PROBLEM TO WORK ON
Only a number is wanted: the count of lines in this listing that contain "Windows".

----------

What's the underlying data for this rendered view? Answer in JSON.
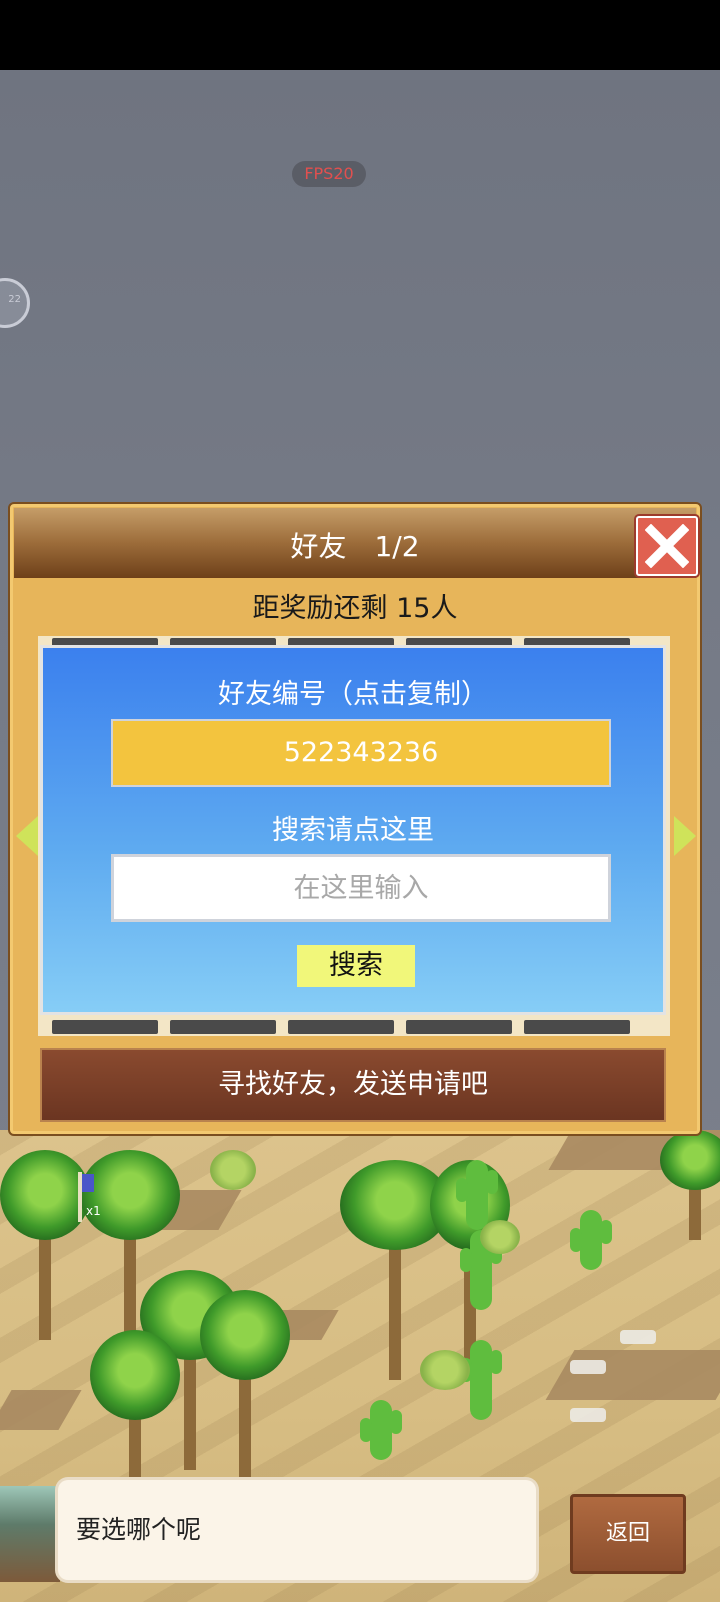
{
  "overlay": {
    "fps_label": "FPS20",
    "float_ball_label": "22"
  },
  "friend_dialog": {
    "title": "好友　1/2",
    "reward_text": "距奖励还剩 15人",
    "id_label": "好友编号（点击复制）",
    "id_value": "522343236",
    "search_label": "搜索请点这里",
    "search_placeholder": "在这里输入",
    "search_button": "搜索",
    "find_friends_text": "寻找好友，发送申请吧"
  },
  "bottom": {
    "dialog_text": "要选哪个呢",
    "back_button": "返回",
    "unit_count": "x1"
  },
  "colors": {
    "panel_blue": "#3b80ee",
    "id_box_yellow": "#f3c43e",
    "close_red": "#e06050",
    "search_button": "#f1f77a"
  },
  "icons": [
    "close-icon",
    "left-arrow-icon",
    "right-arrow-icon"
  ]
}
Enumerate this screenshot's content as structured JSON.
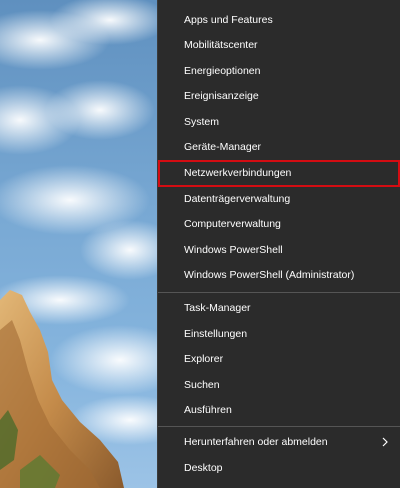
{
  "menu": {
    "items": [
      {
        "label": "Apps und Features"
      },
      {
        "label": "Mobilitätscenter"
      },
      {
        "label": "Energieoptionen"
      },
      {
        "label": "Ereignisanzeige"
      },
      {
        "label": "System"
      },
      {
        "label": "Geräte-Manager"
      },
      {
        "label": "Netzwerkverbindungen"
      },
      {
        "label": "Datenträgerverwaltung"
      },
      {
        "label": "Computerverwaltung"
      },
      {
        "label": "Windows PowerShell"
      },
      {
        "label": "Windows PowerShell (Administrator)"
      },
      {
        "label": "Task-Manager"
      },
      {
        "label": "Einstellungen"
      },
      {
        "label": "Explorer"
      },
      {
        "label": "Suchen"
      },
      {
        "label": "Ausführen"
      },
      {
        "label": "Herunterfahren oder abmelden"
      },
      {
        "label": "Desktop"
      }
    ],
    "highlight_color": "#d40c12",
    "background_color": "#2b2b2b"
  }
}
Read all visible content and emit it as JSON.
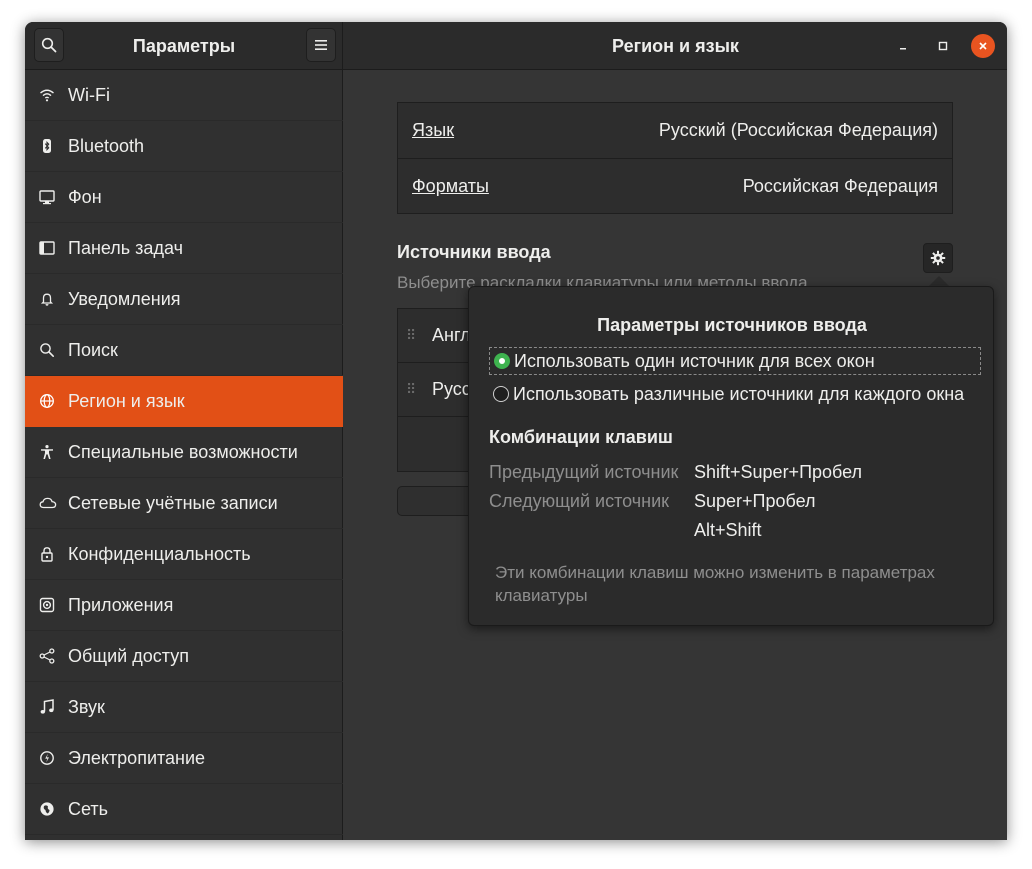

----------

IN RESPONSE
2